WORK TO BE COMPLETED: Select each line where the word "opposite" appears.

━━━━━ DATASET EXCERPTS ━━━━━

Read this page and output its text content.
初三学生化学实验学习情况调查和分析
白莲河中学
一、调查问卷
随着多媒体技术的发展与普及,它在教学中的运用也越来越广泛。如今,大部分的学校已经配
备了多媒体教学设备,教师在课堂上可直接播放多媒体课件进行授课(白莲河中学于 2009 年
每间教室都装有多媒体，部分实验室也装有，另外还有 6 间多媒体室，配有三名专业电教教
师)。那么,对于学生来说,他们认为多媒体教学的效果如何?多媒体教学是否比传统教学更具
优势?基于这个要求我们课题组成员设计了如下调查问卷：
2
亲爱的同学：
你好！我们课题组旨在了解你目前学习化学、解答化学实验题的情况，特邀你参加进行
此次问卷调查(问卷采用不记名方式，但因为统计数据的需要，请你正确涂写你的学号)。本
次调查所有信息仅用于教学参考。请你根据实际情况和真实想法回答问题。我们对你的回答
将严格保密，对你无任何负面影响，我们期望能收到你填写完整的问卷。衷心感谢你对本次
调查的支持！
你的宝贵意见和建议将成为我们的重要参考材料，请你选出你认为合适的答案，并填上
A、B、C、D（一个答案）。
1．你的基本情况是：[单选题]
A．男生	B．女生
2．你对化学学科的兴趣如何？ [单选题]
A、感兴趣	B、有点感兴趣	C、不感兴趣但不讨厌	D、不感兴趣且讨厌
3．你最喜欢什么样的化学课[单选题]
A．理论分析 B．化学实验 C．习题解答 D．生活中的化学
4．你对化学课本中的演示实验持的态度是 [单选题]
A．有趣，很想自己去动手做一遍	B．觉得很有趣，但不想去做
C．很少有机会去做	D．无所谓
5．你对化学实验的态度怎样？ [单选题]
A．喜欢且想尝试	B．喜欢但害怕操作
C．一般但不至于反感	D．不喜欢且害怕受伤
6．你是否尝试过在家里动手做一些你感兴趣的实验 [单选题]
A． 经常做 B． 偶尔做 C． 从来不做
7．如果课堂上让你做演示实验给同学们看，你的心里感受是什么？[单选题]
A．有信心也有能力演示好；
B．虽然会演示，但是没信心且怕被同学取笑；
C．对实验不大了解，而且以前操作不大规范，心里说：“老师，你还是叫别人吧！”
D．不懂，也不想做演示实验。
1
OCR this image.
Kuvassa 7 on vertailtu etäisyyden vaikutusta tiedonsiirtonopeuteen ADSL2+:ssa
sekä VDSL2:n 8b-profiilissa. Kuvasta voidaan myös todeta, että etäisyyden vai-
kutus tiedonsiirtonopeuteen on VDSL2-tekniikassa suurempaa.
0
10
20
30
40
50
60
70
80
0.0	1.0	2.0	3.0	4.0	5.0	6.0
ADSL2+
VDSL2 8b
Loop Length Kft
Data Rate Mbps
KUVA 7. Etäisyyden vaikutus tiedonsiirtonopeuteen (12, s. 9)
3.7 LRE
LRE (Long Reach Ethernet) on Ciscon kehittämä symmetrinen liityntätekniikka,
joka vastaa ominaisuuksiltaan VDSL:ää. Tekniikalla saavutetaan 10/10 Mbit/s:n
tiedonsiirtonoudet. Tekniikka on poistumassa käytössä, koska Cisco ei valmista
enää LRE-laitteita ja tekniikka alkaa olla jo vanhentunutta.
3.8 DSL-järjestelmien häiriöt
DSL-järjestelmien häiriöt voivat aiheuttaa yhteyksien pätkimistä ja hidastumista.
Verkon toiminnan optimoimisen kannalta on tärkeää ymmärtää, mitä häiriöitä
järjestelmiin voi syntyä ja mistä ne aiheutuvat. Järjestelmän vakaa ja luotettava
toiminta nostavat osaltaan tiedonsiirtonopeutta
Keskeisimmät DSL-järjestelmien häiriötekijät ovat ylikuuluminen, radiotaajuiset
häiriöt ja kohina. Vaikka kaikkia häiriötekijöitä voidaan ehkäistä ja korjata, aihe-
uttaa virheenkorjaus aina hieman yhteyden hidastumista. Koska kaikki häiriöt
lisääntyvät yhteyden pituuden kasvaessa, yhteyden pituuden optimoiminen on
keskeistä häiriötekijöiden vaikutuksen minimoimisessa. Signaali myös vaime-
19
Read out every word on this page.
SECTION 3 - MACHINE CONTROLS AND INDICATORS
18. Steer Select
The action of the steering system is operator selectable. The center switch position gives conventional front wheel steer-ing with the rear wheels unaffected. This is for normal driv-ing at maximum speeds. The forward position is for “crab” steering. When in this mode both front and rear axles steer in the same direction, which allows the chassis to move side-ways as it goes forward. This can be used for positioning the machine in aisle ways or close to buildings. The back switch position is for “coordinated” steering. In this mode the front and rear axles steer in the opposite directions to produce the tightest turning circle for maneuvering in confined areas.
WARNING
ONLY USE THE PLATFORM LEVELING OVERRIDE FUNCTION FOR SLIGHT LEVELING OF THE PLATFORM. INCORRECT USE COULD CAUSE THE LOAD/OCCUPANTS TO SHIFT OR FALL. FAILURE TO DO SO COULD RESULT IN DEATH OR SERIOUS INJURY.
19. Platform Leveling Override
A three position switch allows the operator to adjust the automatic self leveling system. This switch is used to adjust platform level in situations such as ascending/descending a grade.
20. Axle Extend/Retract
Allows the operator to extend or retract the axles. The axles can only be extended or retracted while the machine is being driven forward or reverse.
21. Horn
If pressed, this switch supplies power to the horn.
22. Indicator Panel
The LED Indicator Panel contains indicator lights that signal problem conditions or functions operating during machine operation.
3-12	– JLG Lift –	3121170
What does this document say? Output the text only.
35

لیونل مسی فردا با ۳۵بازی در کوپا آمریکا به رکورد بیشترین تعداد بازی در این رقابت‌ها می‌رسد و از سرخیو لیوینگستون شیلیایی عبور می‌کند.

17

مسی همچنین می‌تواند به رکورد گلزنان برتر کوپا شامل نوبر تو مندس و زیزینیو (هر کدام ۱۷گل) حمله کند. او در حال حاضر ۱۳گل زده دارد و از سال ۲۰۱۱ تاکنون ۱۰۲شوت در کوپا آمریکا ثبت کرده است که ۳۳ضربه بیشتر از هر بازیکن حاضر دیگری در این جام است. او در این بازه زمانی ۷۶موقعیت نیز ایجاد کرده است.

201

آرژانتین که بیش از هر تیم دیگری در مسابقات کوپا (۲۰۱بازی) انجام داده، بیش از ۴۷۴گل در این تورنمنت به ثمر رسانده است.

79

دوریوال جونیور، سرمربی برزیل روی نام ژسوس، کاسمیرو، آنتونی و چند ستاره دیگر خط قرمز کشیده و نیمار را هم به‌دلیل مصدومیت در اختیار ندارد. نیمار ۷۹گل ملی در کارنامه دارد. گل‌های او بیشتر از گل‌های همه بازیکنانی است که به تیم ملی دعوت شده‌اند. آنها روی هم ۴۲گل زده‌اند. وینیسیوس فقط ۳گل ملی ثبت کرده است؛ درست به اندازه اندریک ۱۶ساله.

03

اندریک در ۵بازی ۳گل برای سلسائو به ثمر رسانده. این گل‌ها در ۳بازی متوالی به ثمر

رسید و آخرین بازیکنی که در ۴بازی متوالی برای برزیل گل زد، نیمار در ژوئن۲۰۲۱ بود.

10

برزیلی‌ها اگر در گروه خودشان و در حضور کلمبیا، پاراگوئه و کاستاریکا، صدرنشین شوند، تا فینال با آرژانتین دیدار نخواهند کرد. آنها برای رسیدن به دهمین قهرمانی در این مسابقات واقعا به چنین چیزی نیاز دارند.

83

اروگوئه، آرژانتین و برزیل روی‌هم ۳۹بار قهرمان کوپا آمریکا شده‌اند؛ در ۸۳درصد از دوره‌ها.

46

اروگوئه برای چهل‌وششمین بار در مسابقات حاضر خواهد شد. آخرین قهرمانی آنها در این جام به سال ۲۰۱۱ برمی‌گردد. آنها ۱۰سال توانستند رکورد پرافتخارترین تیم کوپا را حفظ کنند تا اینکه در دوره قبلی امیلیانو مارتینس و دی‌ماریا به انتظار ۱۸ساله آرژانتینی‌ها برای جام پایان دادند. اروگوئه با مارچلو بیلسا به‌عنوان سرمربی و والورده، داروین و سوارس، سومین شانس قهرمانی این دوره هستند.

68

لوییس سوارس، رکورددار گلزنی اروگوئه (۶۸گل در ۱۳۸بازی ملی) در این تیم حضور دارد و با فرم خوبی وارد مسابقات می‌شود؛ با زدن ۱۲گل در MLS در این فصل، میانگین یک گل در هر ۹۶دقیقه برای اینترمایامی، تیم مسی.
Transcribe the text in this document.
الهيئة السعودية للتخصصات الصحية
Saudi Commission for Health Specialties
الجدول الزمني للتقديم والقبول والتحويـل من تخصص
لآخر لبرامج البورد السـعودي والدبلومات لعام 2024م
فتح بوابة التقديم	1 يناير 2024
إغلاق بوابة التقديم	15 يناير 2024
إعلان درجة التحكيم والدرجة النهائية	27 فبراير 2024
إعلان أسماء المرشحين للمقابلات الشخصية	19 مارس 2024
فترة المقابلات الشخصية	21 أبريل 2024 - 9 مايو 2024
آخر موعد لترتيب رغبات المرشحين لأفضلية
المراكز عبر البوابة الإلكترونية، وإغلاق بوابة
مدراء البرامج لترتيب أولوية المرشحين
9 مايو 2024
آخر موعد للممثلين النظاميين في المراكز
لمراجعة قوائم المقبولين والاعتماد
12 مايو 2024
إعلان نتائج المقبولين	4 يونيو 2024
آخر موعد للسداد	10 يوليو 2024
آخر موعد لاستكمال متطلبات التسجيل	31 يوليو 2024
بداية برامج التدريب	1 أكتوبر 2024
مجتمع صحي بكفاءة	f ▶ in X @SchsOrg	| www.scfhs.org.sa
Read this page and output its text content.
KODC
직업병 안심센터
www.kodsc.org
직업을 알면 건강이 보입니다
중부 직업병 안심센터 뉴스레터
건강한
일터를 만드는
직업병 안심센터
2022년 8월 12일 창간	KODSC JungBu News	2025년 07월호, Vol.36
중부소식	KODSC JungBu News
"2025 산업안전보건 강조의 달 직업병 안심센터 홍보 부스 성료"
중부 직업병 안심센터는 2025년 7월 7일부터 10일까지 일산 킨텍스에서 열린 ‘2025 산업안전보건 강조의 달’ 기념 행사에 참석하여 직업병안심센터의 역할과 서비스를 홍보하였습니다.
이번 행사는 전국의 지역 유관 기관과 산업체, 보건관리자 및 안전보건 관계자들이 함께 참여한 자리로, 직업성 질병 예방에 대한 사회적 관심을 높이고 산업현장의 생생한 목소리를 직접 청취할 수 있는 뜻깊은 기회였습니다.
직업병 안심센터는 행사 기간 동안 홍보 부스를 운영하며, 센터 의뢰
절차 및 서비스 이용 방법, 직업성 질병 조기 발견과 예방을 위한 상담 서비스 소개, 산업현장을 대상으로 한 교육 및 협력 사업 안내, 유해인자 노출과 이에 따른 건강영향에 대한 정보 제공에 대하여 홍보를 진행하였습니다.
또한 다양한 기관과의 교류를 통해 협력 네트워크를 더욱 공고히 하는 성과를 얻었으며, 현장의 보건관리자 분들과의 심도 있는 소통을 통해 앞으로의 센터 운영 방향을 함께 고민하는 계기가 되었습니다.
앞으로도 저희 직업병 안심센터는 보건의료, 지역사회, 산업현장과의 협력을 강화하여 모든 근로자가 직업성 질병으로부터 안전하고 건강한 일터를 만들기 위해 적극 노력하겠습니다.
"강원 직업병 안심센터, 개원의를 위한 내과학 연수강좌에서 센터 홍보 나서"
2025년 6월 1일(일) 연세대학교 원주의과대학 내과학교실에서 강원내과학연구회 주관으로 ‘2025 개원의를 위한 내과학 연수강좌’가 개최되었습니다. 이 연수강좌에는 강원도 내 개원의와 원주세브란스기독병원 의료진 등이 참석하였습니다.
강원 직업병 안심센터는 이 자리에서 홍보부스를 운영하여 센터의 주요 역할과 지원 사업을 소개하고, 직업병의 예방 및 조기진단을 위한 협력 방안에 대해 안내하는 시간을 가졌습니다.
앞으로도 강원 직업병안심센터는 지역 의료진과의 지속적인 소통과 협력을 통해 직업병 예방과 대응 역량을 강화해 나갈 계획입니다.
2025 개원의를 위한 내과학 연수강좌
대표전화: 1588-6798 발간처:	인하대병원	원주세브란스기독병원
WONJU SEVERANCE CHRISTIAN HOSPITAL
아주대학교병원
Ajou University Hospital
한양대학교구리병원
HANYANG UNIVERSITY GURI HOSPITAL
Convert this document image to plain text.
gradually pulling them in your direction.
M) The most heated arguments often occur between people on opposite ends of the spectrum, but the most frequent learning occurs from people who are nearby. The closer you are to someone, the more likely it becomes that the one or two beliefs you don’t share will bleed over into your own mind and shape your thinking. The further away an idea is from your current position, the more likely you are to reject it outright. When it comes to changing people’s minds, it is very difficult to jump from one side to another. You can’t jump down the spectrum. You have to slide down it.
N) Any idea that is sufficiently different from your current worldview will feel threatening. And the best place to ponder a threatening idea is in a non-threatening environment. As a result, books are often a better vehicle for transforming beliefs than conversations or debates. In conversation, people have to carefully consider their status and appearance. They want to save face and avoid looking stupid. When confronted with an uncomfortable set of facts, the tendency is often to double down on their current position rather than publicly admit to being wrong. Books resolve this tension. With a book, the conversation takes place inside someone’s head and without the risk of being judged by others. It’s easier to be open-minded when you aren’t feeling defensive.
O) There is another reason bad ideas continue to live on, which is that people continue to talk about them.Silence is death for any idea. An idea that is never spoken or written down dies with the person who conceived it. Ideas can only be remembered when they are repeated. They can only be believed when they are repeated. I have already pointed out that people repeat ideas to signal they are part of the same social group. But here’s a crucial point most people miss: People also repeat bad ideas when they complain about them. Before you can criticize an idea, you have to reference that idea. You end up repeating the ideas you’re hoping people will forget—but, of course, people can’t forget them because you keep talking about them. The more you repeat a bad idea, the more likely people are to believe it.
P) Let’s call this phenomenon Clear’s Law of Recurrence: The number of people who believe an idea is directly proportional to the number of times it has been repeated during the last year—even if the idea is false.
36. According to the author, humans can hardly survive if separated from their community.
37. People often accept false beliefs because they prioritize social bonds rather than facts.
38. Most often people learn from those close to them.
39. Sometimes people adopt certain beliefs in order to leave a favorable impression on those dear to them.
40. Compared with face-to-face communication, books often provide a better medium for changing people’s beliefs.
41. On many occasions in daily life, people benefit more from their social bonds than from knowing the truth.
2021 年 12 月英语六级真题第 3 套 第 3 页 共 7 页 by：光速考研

━━━━━

RESULT OF THE TASK:
The action of the steering system is operator selectable. The center switch position gives conventional front wheel steer-ing with the rear wheels unaffected. This is for normal driv-ing at maximum speeds. The forward position is for “crab” steering. When in this mode both front and rear axles steer in the same direction, which allows the chassis to move side-ways as it goes forward. This can be used for positioning the machine in aisle ways or close to buildings. The back switch position is for “coordinated” steering. In this mode the front and rear axles steer in the opposite directions to produce the tightest turning circle for maneuvering in confined areas.
M) The most heated arguments often occur between people on opposite ends of the spectrum, but the most frequent learning occurs from people who are nearby. The closer you are to someone, the more likely it becomes that the one or two beliefs you don’t share will bleed over into your own mind and shape your thinking. The further away an idea is from your current position, the more likely you are to reject it outright. When it comes to changing people’s minds, it is very difficult to jump from one side to another. You can’t jump down the spectrum. You have to slide down it.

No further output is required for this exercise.